=== GIVEN ENTRIES ===
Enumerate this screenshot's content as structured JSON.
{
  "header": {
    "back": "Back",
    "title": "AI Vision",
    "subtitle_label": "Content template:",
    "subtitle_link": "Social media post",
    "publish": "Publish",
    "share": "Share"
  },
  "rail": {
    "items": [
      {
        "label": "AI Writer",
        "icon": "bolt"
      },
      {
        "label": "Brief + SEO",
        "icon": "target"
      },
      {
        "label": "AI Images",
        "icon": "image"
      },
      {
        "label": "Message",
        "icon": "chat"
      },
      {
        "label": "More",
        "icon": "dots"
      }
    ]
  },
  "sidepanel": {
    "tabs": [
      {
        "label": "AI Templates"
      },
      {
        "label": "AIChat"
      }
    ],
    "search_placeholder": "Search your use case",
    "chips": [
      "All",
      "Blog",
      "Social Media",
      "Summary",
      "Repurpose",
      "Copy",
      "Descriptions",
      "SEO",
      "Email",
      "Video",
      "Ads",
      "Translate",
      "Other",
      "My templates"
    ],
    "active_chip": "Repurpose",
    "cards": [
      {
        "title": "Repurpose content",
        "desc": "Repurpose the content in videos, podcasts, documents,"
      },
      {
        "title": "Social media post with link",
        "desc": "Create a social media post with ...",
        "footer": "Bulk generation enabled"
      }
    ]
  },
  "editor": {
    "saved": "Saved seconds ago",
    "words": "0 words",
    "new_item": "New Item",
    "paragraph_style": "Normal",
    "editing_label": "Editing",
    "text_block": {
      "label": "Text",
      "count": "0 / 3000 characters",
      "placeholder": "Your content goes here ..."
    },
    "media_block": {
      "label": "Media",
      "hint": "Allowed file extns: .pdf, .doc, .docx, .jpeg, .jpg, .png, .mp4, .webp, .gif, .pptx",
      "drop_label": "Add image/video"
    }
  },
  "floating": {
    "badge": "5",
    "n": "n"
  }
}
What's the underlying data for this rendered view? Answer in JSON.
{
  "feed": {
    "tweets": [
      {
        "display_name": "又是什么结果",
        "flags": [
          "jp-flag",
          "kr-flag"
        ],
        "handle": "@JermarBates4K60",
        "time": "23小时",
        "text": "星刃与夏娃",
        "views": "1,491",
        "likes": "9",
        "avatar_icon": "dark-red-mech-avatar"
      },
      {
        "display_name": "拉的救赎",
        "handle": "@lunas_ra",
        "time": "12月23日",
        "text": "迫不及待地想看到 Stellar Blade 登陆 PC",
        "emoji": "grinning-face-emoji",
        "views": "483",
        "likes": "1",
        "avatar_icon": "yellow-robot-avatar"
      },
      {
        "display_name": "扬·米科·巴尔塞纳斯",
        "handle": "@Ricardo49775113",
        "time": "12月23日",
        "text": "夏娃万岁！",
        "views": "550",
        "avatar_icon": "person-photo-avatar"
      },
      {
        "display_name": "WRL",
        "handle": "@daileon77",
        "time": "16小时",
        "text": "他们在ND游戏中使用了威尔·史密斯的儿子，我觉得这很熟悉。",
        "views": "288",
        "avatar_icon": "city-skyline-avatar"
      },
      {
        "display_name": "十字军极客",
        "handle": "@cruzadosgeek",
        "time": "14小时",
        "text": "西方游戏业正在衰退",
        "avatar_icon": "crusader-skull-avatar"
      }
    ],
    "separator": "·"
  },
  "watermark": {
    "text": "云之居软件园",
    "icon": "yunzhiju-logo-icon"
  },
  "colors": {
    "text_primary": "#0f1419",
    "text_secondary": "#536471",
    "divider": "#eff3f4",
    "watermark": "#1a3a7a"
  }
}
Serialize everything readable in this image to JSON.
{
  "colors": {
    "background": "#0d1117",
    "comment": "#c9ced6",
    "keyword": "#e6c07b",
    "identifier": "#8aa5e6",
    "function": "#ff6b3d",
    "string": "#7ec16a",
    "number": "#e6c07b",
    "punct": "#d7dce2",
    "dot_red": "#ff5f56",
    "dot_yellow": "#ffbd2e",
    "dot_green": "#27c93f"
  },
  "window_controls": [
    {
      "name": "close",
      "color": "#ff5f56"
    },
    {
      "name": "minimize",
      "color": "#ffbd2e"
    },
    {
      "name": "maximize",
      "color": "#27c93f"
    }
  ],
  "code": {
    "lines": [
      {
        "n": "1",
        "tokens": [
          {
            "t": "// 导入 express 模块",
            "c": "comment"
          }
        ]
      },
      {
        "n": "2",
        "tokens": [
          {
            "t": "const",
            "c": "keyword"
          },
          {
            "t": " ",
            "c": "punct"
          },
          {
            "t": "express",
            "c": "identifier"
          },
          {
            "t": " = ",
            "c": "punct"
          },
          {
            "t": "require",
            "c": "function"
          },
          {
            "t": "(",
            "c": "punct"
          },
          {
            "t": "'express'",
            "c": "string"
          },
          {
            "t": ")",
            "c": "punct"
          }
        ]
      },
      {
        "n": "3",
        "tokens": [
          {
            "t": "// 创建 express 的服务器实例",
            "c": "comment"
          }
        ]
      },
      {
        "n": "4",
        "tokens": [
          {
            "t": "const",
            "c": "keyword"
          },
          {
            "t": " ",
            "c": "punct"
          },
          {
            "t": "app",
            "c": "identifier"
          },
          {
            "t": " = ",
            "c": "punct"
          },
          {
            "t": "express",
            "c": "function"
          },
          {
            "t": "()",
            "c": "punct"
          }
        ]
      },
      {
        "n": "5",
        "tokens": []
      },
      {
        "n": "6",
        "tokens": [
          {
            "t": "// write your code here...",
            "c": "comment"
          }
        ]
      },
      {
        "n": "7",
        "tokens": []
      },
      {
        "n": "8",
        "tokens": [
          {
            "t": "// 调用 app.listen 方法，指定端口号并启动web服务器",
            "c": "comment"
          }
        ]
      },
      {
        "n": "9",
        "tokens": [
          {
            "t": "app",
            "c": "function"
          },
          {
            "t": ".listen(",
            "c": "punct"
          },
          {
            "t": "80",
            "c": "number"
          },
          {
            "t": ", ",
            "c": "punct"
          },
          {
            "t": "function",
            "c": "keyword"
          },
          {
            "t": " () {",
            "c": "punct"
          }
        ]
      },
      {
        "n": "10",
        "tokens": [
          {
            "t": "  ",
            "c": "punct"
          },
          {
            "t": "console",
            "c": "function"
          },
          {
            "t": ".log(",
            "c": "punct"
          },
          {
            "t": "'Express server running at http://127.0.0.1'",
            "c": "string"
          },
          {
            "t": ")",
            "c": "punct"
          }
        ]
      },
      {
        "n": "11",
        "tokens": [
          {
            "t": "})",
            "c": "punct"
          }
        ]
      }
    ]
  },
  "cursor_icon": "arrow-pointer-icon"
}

=== WHAT THIS TASK INVOLVES ===
Return the whole listing exactly, with every line included.

=== TASK RESULT ===
Enumerate this screenshot's content as structured JSON.
{
  "header": {
    "back": "Back",
    "title": "AI Vision",
    "subtitle_label": "Content template:",
    "subtitle_link": "Social media post",
    "publish": "Publish",
    "share": "Share"
  },
  "rail": {
    "items": [
      {
        "label": "AI Writer",
        "icon": "bolt"
      },
      {
        "label": "Brief + SEO",
        "icon": "target"
      },
      {
        "label": "AI Images",
        "icon": "image"
      },
      {
        "label": "Message",
        "icon": "chat"
      },
      {
        "label": "More",
        "icon": "dots"
      }
    ]
  },
  "sidepanel": {
    "tabs": [
      {
        "label": "AI Templates"
      },
      {
        "label": "AIChat"
      }
    ],
    "search_placeholder": "Search your use case",
    "chips": [
      "All",
      "Blog",
      "Social Media",
      "Summary",
      "Repurpose",
      "Copy",
      "Descriptions",
      "SEO",
      "Email",
      "Video",
      "Ads",
      "Translate",
      "Other",
      "My templates"
    ],
    "active_chip": "Repurpose",
    "cards": [
      {
        "title": "Repurpose content",
        "desc": "Repurpose the content in videos, podcasts, documents,"
      },
      {
        "title": "Social media post with link",
        "desc": "Create a social media post with ...",
        "footer": "Bulk generation enabled"
      }
    ]
  },
  "editor": {
    "saved": "Saved seconds ago",
    "words": "0 words",
    "new_item": "New Item",
    "paragraph_style": "Normal",
    "editing_label": "Editing",
    "text_block": {
      "label": "Text",
      "count": "0 / 3000 characters",
      "placeholder": "Your content goes here ..."
    },
    "media_block": {
      "label": "Media",
      "hint": "Allowed file extns: .pdf, .doc, .docx, .jpeg, .jpg, .png, .mp4, .webp, .gif, .pptx",
      "drop_label": "Add image/video"
    }
  },
  "floating": {
    "badge": "5",
    "n": "n"
  }
}
What's the underlying data for this rendered view? Answer in JSON.
{
  "feed": {
    "tweets": [
      {
        "display_name": "又是什么结果",
        "flags": [
          "jp-flag",
          "kr-flag"
        ],
        "handle": "@JermarBates4K60",
        "time": "23小时",
        "text": "星刃与夏娃",
        "views": "1,491",
        "likes": "9",
        "avatar_icon": "dark-red-mech-avatar"
      },
      {
        "display_name": "拉的救赎",
        "handle": "@lunas_ra",
        "time": "12月23日",
        "text": "迫不及待地想看到 Stellar Blade 登陆 PC",
        "emoji": "grinning-face-emoji",
        "views": "483",
        "likes": "1",
        "avatar_icon": "yellow-robot-avatar"
      },
      {
        "display_name": "扬·米科·巴尔塞纳斯",
        "handle": "@Ricardo49775113",
        "time": "12月23日",
        "text": "夏娃万岁！",
        "views": "550",
        "avatar_icon": "person-photo-avatar"
      },
      {
        "display_name": "WRL",
        "handle": "@daileon77",
        "time": "16小时",
        "text": "他们在ND游戏中使用了威尔·史密斯的儿子，我觉得这很熟悉。",
        "views": "288",
        "avatar_icon": "city-skyline-avatar"
      },
      {
        "display_name": "十字军极客",
        "handle": "@cruzadosgeek",
        "time": "14小时",
        "text": "西方游戏业正在衰退",
        "avatar_icon": "crusader-skull-avatar"
      }
    ],
    "separator": "·"
  },
  "watermark": {
    "text": "云之居软件园",
    "icon": "yunzhiju-logo-icon"
  },
  "colors": {
    "text_primary": "#0f1419",
    "text_secondary": "#536471",
    "divider": "#eff3f4",
    "watermark": "#1a3a7a"
  }
}
Serialize everything readable in this image to JSON.
{
  "colors": {
    "background": "#0d1117",
    "comment": "#c9ced6",
    "keyword": "#e6c07b",
    "identifier": "#8aa5e6",
    "function": "#ff6b3d",
    "string": "#7ec16a",
    "number": "#e6c07b",
    "punct": "#d7dce2",
    "dot_red": "#ff5f56",
    "dot_yellow": "#ffbd2e",
    "dot_green": "#27c93f"
  },
  "window_controls": [
    {
      "name": "close",
      "color": "#ff5f56"
    },
    {
      "name": "minimize",
      "color": "#ffbd2e"
    },
    {
      "name": "maximize",
      "color": "#27c93f"
    }
  ],
  "code": {
    "lines": [
      {
        "n": "1",
        "tokens": [
          {
            "t": "// 导入 express 模块",
            "c": "comment"
          }
        ]
      },
      {
        "n": "2",
        "tokens": [
          {
            "t": "const",
            "c": "keyword"
          },
          {
            "t": " ",
            "c": "punct"
          },
          {
            "t": "express",
            "c": "identifier"
          },
          {
            "t": " = ",
            "c": "punct"
          },
          {
            "t": "require",
            "c": "function"
          },
          {
            "t": "(",
            "c": "punct"
          },
          {
            "t": "'express'",
            "c": "string"
          },
          {
            "t": ")",
            "c": "punct"
          }
        ]
      },
      {
        "n": "3",
        "tokens": [
          {
            "t": "// 创建 express 的服务器实例",
            "c": "comment"
          }
        ]
      },
      {
        "n": "4",
        "tokens": [
          {
            "t": "const",
            "c": "keyword"
          },
          {
            "t": " ",
            "c": "punct"
          },
          {
            "t": "app",
            "c": "identifier"
          },
          {
            "t": " = ",
            "c": "punct"
          },
          {
            "t": "express",
            "c": "function"
          },
          {
            "t": "()",
            "c": "punct"
          }
        ]
      },
      {
        "n": "5",
        "tokens": []
      },
      {
        "n": "6",
        "tokens": [
          {
            "t": "// write your code here...",
            "c": "comment"
          }
        ]
      },
      {
        "n": "7",
        "tokens": []
      },
      {
        "n": "8",
        "tokens": [
          {
            "t": "// 调用 app.listen 方法，指定端口号并启动web服务器",
            "c": "comment"
          }
        ]
      },
      {
        "n": "9",
        "tokens": [
          {
            "t": "app",
            "c": "function"
          },
          {
            "t": ".listen(",
            "c": "punct"
          },
          {
            "t": "80",
            "c": "number"
          },
          {
            "t": ", ",
            "c": "punct"
          },
          {
            "t": "function",
            "c": "keyword"
          },
          {
            "t": " () {",
            "c": "punct"
          }
        ]
      },
      {
        "n": "10",
        "tokens": [
          {
            "t": "  ",
            "c": "punct"
          },
          {
            "t": "console",
            "c": "function"
          },
          {
            "t": ".log(",
            "c": "punct"
          },
          {
            "t": "'Express server running at http://127.0.0.1'",
            "c": "string"
          },
          {
            "t": ")",
            "c": "punct"
          }
        ]
      },
      {
        "n": "11",
        "tokens": [
          {
            "t": "})",
            "c": "punct"
          }
        ]
      }
    ]
  },
  "cursor_icon": "arrow-pointer-icon"
}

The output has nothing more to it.